*WORK TO DO*
Write out the whole listing exactly as it stands.

Items from a data source
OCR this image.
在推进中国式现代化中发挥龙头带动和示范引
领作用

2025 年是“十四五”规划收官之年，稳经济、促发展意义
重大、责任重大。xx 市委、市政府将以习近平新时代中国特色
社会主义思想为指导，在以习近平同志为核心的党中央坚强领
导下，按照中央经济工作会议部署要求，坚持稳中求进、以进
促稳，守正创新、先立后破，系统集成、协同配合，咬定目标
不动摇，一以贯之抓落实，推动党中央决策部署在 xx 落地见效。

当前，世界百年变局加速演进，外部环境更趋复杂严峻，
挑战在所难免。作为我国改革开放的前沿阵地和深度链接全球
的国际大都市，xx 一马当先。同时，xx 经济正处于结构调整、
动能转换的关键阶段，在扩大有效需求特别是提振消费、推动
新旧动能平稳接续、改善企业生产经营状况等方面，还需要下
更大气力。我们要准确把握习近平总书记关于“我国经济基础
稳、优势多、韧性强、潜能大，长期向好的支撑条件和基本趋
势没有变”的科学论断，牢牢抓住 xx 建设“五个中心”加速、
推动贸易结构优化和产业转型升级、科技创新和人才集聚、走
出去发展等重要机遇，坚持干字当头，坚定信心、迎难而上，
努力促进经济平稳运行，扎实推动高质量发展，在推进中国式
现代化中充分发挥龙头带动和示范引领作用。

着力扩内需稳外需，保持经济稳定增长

*OUTPUT*
OCR this image.
在推进中国式现代化中发挥龙头带动和示范引
领作用

2025 年是“十四五”规划收官之年，稳经济、促发展意义
重大、责任重大。xx 市委、市政府将以习近平新时代中国特色
社会主义思想为指导，在以习近平同志为核心的党中央坚强领
导下，按照中央经济工作会议部署要求，坚持稳中求进、以进
促稳，守正创新、先立后破，系统集成、协同配合，咬定目标
不动摇，一以贯之抓落实，推动党中央决策部署在 xx 落地见效。

当前，世界百年变局加速演进，外部环境更趋复杂严峻，
挑战在所难免。作为我国改革开放的前沿阵地和深度链接全球
的国际大都市，xx 一马当先。同时，xx 经济正处于结构调整、
动能转换的关键阶段，在扩大有效需求特别是提振消费、推动
新旧动能平稳接续、改善企业生产经营状况等方面，还需要下
更大气力。我们要准确把握习近平总书记关于“我国经济基础
稳、优势多、韧性强、潜能大，长期向好的支撑条件和基本趋
势没有变”的科学论断，牢牢抓住 xx 建设“五个中心”加速、
推动贸易结构优化和产业转型升级、科技创新和人才集聚、走
出去发展等重要机遇，坚持干字当头，坚定信心、迎难而上，
努力促进经济平稳运行，扎实推动高质量发展，在推进中国式
现代化中充分发挥龙头带动和示范引领作用。

着力扩内需稳外需，保持经济稳定增长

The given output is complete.